◆ **STORED DATA**:
::::
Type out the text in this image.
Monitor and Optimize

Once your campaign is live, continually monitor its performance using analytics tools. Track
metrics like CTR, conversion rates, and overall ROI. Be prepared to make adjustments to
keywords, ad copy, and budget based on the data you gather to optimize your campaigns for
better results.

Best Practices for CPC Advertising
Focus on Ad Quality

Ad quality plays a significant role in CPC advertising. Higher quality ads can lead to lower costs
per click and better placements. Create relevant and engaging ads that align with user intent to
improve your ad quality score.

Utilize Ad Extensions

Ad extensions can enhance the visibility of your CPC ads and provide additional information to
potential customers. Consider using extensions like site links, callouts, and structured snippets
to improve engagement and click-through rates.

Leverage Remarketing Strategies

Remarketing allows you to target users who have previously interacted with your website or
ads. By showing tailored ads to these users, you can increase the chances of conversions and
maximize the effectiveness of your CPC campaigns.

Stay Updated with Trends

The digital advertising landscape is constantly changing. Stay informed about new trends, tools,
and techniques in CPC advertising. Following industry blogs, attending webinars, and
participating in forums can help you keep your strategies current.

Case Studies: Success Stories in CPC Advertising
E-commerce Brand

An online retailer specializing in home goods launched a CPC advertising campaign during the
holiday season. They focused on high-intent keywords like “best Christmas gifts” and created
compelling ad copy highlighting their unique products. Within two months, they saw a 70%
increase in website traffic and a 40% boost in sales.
::::
◆ **PROBLEM TO SOLVE**: Track down every line of the material containing the string "your", and copy it.

◆ **SOLUTION TO THIS PROBLEM**:
Once your campaign is live, continually monitor its performance using analytics tools. Track
keywords, ad copy, and budget based on the data you gather to optimize your campaigns for
improve your ad quality score.
Ad extensions can enhance the visibility of your CPC ads and provide additional information to
Remarketing allows you to target users who have previously interacted with your website or
maximize the effectiveness of your CPC campaigns.
participating in forums can help you keep your strategies current.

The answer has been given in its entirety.